Saulus segera menanggapi Suara
Langit itu, “Siapakah Engkau, Tuhan?”. Suara itu menjawab, “Akulah Yesus yang
kauaniaya.” (Kis.9:5). Dialog ini meluluhlantakkan kekerasan hati Saulus. Saya
membayangkan hatinya hancur, ia meratap bukan semata karena kini mata fisiknya
yang tidak bisa melihat. Ia melihat! Ya, kini mata batinnya dibukakan, ia
melihat dan merasakan Yesus yang teraniaya kini ada di hadapannya. Saulus
mengalami perjumpaan dengan Tuhan yang bangkit. Yesus yang bangkit ini
membangkitkan Saulus untuk menjadi saksi bagi banyak orang (Kis.9:15). Pengalaman Saulus mirip dengan refleksi Mazmur
30:4, “TUHAN, Engkau mengangkat aku dari
dunia orang mati, Engkau menghidupkan aku di antara mereka yang turun ke liang
kubur.”

____

Permintaan a
Dalam kutipan teks tentang Saulus, siapakah yang disebut Suara itu sebagai pihak yang dianiaya Saulus?

Data ditampilkan
____

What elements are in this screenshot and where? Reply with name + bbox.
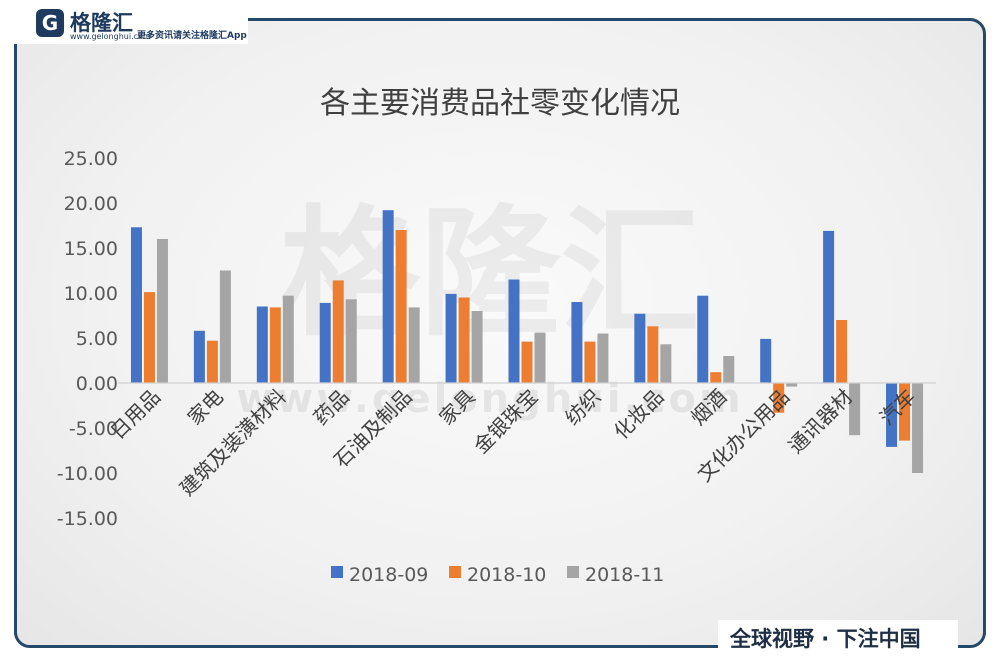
legend: 2018-09 2018-10 2018-11 [331,564,664,586]
bar-2018-10-家具 [458,297,470,383]
bar-2018-11-药品 [345,299,357,383]
bar-2018-11-金银珠宝 [534,332,546,383]
logo-domain: www.gelonghui.com [70,32,151,41]
bar-2018-11-纺织 [597,333,609,383]
bar-2018-10-金银珠宝 [521,341,533,383]
bar-2018-09-石油及制品 [382,210,394,383]
y-axis: 25.00 20.00 15.00 10.00 5.00 0.00 -5.00 -10.00 -… [57,148,118,530]
legend-swatch-2018-10 [449,566,461,578]
bar-2018-11-文化办公用品 [786,383,798,387]
bar-2018-11-石油及制品 [408,307,420,383]
bar-2018-11-家电 [219,270,231,383]
chart-title: 各主要消费品社零变化情况 [320,86,680,121]
bar-2018-10-汽车 [899,383,911,441]
bar-2018-09-化妆品 [634,313,646,383]
bar-2018-10-建筑及装潢材料 [269,307,281,383]
bar-2018-11-通讯器材 [849,383,861,436]
logo-name: 格隆汇 [70,11,133,35]
bar-2018-10-家电 [206,340,218,383]
bar-2018-10-文化办公用品 [773,383,785,413]
logo-slogan: 更多资讯请关注格隆汇App [137,31,247,41]
y-tick-label: -15.00 [57,508,118,530]
bar-2018-09-家具 [445,293,457,383]
y-tick-label: 5.00 [76,328,118,350]
bar-2018-10-日用品 [143,292,155,383]
y-tick-label: 15.00 [64,238,118,260]
bar-2018-11-家具 [471,311,483,383]
legend-label: 2018-11 [585,564,664,586]
bar-2018-10-药品 [332,280,344,383]
bar-2018-09-烟酒 [697,295,709,383]
y-tick-label: 10.00 [64,283,118,305]
bar-2018-10-通讯器材 [836,320,848,383]
bar-2018-10-纺织 [584,341,596,383]
bar-2018-10-烟酒 [710,372,722,383]
bar-2018-09-建筑及装潢材料 [256,306,268,383]
legend-label: 2018-09 [349,564,428,586]
y-tick-label: 20.00 [64,193,118,215]
footer-slogan: 全球视野 · 下注中国 [730,627,921,651]
bar-2018-11-建筑及装潢材料 [282,295,294,383]
bar-2018-11-日用品 [156,239,168,383]
legend-swatch-2018-09 [331,566,343,578]
logo-icon: G [36,9,64,37]
bar-2018-09-日用品 [130,227,142,383]
bar-2018-09-汽车 [886,383,898,447]
y-tick-label: -5.00 [69,418,118,440]
bar-2018-09-药品 [319,302,331,383]
bar-2018-11-烟酒 [723,356,735,383]
x-tick-label: 家电 [183,385,228,430]
bars-group [130,210,924,473]
x-tick-label: 通讯器材 [784,385,858,459]
watermark-url: www.gelonghui.com [236,376,743,422]
bar-2018-11-汽车 [912,383,924,473]
bar-2018-09-通讯器材 [823,230,835,383]
y-tick-label: 25.00 [64,148,118,170]
y-tick-label: 0.00 [76,373,118,395]
y-tick-label: -10.00 [57,463,118,485]
bar-2018-09-金银珠宝 [508,279,520,383]
bar-2018-11-化妆品 [660,344,672,383]
bar-2018-09-纺织 [571,302,583,383]
legend-swatch-2018-11 [567,566,579,578]
footer-area [718,620,958,656]
bar-2018-10-石油及制品 [395,230,407,383]
legend-label: 2018-10 [467,564,546,586]
logo-area: G 格隆汇 www.gelonghui.com 更多资讯请关注格隆汇App [0,0,248,44]
bar-2018-09-文化办公用品 [760,338,772,383]
bar-2018-10-化妆品 [647,326,659,383]
bar-2018-09-家电 [193,330,205,383]
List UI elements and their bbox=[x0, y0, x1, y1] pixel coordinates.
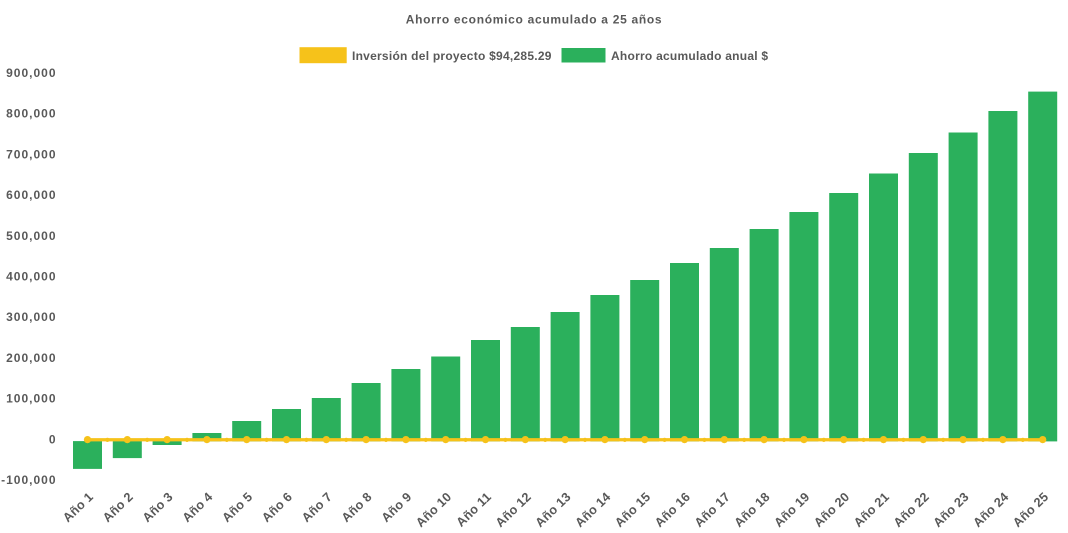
svg-text:Ahorro acumulado anual $: Ahorro acumulado anual $ bbox=[611, 49, 768, 63]
svg-text:800,000: 800,000 bbox=[6, 107, 56, 121]
svg-text:300,000: 300,000 bbox=[6, 310, 56, 324]
svg-text:600,000: 600,000 bbox=[6, 188, 56, 202]
svg-text:200,000: 200,000 bbox=[6, 351, 56, 365]
svg-text:Ahorro económico acumulado a 2: Ahorro económico acumulado a 25 años bbox=[406, 13, 663, 27]
svg-text:900,000: 900,000 bbox=[6, 66, 56, 80]
svg-text:100,000: 100,000 bbox=[6, 392, 56, 406]
svg-text:0: 0 bbox=[49, 432, 57, 446]
svg-text:500,000: 500,000 bbox=[6, 229, 56, 243]
svg-text:Inversión del proyecto $94,285: Inversión del proyecto $94,285.29 bbox=[352, 49, 552, 63]
svg-text:700,000: 700,000 bbox=[6, 147, 56, 161]
svg-text:-100,000: -100,000 bbox=[1, 473, 56, 487]
svg-text:400,000: 400,000 bbox=[6, 270, 56, 284]
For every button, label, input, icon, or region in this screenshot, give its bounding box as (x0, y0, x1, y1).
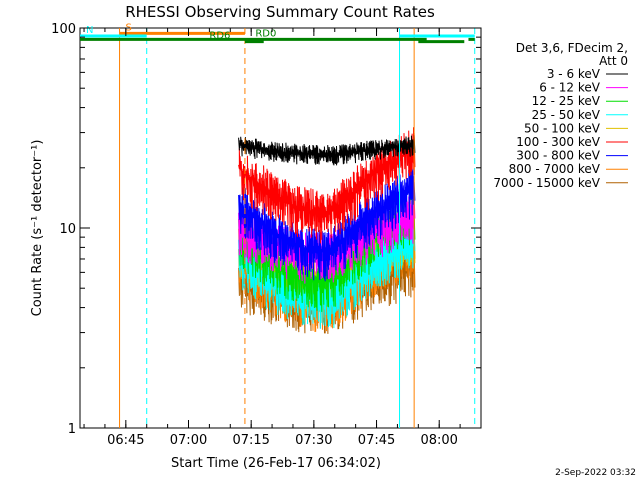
annotation-bars-group: S N RD0 RD6 (80, 22, 475, 44)
x-axis-label: Start Time (26-Feb-17 06:34:02) (171, 456, 381, 471)
legend-entry-label: 50 - 100 keV (524, 121, 601, 135)
legend-entry-label: 100 - 300 keV (516, 135, 600, 149)
y-tick-label: 1 (68, 422, 76, 437)
legend-entry-label: 3 - 6 keV (547, 67, 601, 81)
x-tick-label: 07:30 (295, 433, 332, 448)
legend-entry-label: 12 - 25 keV (532, 94, 601, 108)
x-tick-label: 07:15 (232, 433, 269, 448)
x-tick-label: 08:00 (420, 433, 457, 448)
axes-group: 06:45 07:00 07:15 07:30 07:45 08:00 1 10 100 (51, 22, 482, 448)
y-tick-label: 100 (51, 22, 76, 37)
series-trace (238, 168, 416, 282)
chart-title: RHESSI Observing Summary Count Rates (125, 3, 435, 21)
series-trace (238, 127, 416, 244)
x-tick-label: 07:45 (358, 433, 395, 448)
annotation-label: N (86, 25, 93, 36)
legend-header: Att 0 (599, 54, 628, 68)
legend-entry-label: 7000 - 15000 keV (493, 176, 600, 190)
y-tick-label: 10 (59, 222, 76, 237)
annotation-label: RD0 (255, 28, 276, 39)
y-axis-label: Count Rate (s⁻¹ detector⁻¹) (30, 140, 45, 317)
series-trace (238, 135, 416, 166)
legend-entry-label: 6 - 12 keV (539, 81, 601, 95)
legend-entry-label: 300 - 800 keV (516, 149, 600, 163)
generation-timestamp: 2-Sep-2022 03:32 (555, 468, 636, 478)
series-group (238, 127, 416, 334)
annotation-label: RD6 (209, 31, 230, 42)
x-tick-label: 06:45 (107, 433, 144, 448)
annotation-label: S (126, 22, 132, 33)
legend-header: Det 3,6, FDecim 2, (516, 41, 628, 55)
legend-entry-label: 25 - 50 keV (532, 108, 601, 122)
legend-entry-label: 800 - 7000 keV (509, 162, 601, 176)
x-tick-label: 07:00 (170, 433, 207, 448)
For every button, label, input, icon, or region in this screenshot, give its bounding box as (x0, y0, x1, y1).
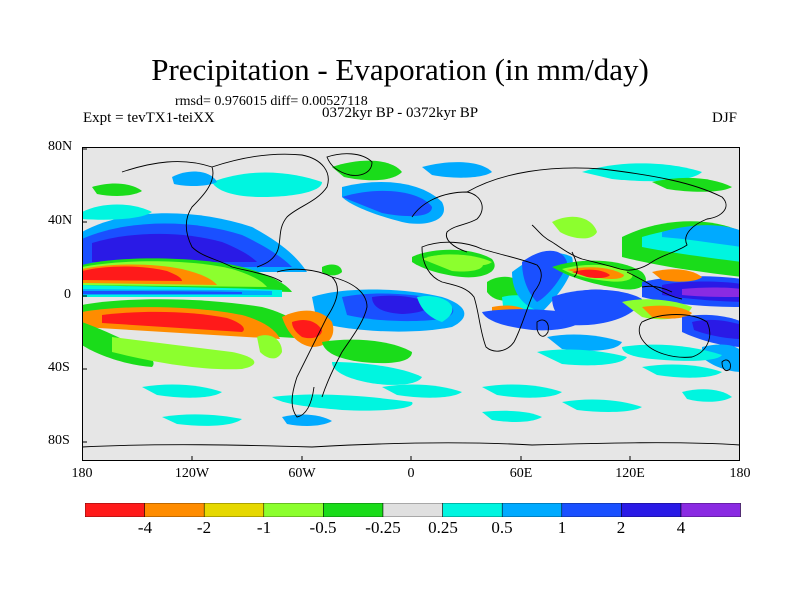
colorbar-label-10: 4 (676, 518, 686, 537)
colorbar-label-2: -2 (196, 518, 212, 537)
colorbar-swatch-11 (680, 503, 741, 517)
stats-label: rmsd= 0.976015 diff= 0.00527118 (175, 94, 368, 109)
plot-title: Precipitation - Evaporation (in mm/day) (151, 52, 649, 87)
colorbar-swatch-6 (382, 503, 443, 517)
north-america-east-coast (211, 153, 329, 268)
colorbar-swatch-1 (85, 503, 145, 517)
colorbar-label-3: -1 (256, 518, 272, 537)
greenland-coast (326, 153, 373, 176)
colorbar-label-6: 0.25 (428, 518, 458, 537)
africa-coast (421, 241, 542, 352)
colorbar-label-4: -0.5 (309, 518, 337, 537)
lon-label-60w: 60W (288, 466, 316, 481)
coastlines (82, 153, 740, 448)
lat-label-80n: 80N (48, 139, 73, 154)
lon-label-120w: 120W (174, 466, 210, 481)
period-label: 0372kyr BP - 0372kyr BP (322, 105, 479, 121)
lon-label-60e: 60E (509, 466, 533, 481)
west-pacific-field (552, 221, 740, 402)
lat-label-80s: 80S (48, 433, 70, 448)
colorbar-swatch-9 (561, 503, 622, 517)
colorbar-swatch-10 (621, 503, 682, 517)
maritime-coast-1 (626, 271, 683, 300)
lat-label-0: 0 (64, 287, 71, 302)
asia-coast (466, 167, 727, 271)
colorbar-label-1: -4 (137, 518, 153, 537)
colorbar-label-9: 2 (616, 518, 626, 537)
australia-coast (638, 314, 711, 358)
colorbar (85, 503, 741, 517)
antarctica-coast (82, 442, 740, 448)
colorbar-swatch-3 (203, 503, 265, 517)
axis-ticks (82, 148, 631, 461)
lat-label-40n: 40N (48, 213, 73, 228)
lon-label-180w: 180 (71, 466, 93, 481)
colorbar-swatch-7 (442, 503, 503, 517)
colorbar-swatch-2 (144, 503, 205, 517)
map-panel (82, 147, 740, 461)
colorbar-label-7: 0.5 (491, 518, 513, 537)
experiment-label: Expt = tevTX1-teiXX (83, 110, 215, 126)
new-zealand-coast (721, 359, 731, 372)
colorbar-swatch-4 (263, 503, 324, 517)
lon-label-0: 0 (407, 466, 415, 481)
madagascar-coast (536, 319, 549, 337)
maritime-coast-2 (641, 285, 673, 293)
lon-label-120e: 120E (615, 466, 645, 481)
south-america-west-coast (276, 268, 338, 418)
colorbar-swatch-5 (323, 503, 384, 517)
misc-field (82, 160, 732, 426)
south-america-east-coast (321, 276, 368, 398)
colorbar-label-5: -0.25 (365, 518, 401, 537)
europe-coast (411, 191, 483, 253)
africa-indian-field (427, 216, 642, 366)
colorbar-swatch-8 (501, 503, 563, 517)
india-coast (571, 251, 578, 278)
lat-label-40s: 40S (48, 360, 70, 375)
pacific-field (82, 213, 312, 370)
lon-label-180e: 180 (729, 466, 751, 481)
north-america-west-coast (121, 161, 283, 283)
season-label: DJF (712, 110, 738, 126)
colorbar-label-8: 1 (557, 518, 567, 537)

____

Permintaan b
Salin persis bagian data yang dibuka dengan baris berisi "svg-text:Ahorro acumulado anual" dan ditutup dengan baris berisi "svg-text:-100,000: -100,000 bbox=[1, 473, 56, 487]", termasuk kedua baris itu.

Jawaban tertulis a
Yesus.

Jawaban tertulis b
svg-text:Ahorro acumulado anual $: Ahorro acumulado anual $ bbox=[611, 49, 768, 63]
svg-text:800,000: 800,000 bbox=[6, 107, 56, 121]
svg-text:300,000: 300,000 bbox=[6, 310, 56, 324]
svg-text:600,000: 600,000 bbox=[6, 188, 56, 202]
svg-text:200,000: 200,000 bbox=[6, 351, 56, 365]
svg-text:Ahorro económico acumulado a 2: Ahorro económico acumulado a 25 años bbox=[406, 13, 663, 27]
svg-text:900,000: 900,000 bbox=[6, 66, 56, 80]
svg-text:100,000: 100,000 bbox=[6, 392, 56, 406]
svg-text:0: 0 bbox=[49, 432, 57, 446]
svg-text:500,000: 500,000 bbox=[6, 229, 56, 243]
svg-text:Inversión del proyecto $94,285: Inversión del proyecto $94,285.29 bbox=[352, 49, 552, 63]
svg-text:700,000: 700,000 bbox=[6, 147, 56, 161]
svg-text:-100,000: -100,000 bbox=[1, 473, 56, 487]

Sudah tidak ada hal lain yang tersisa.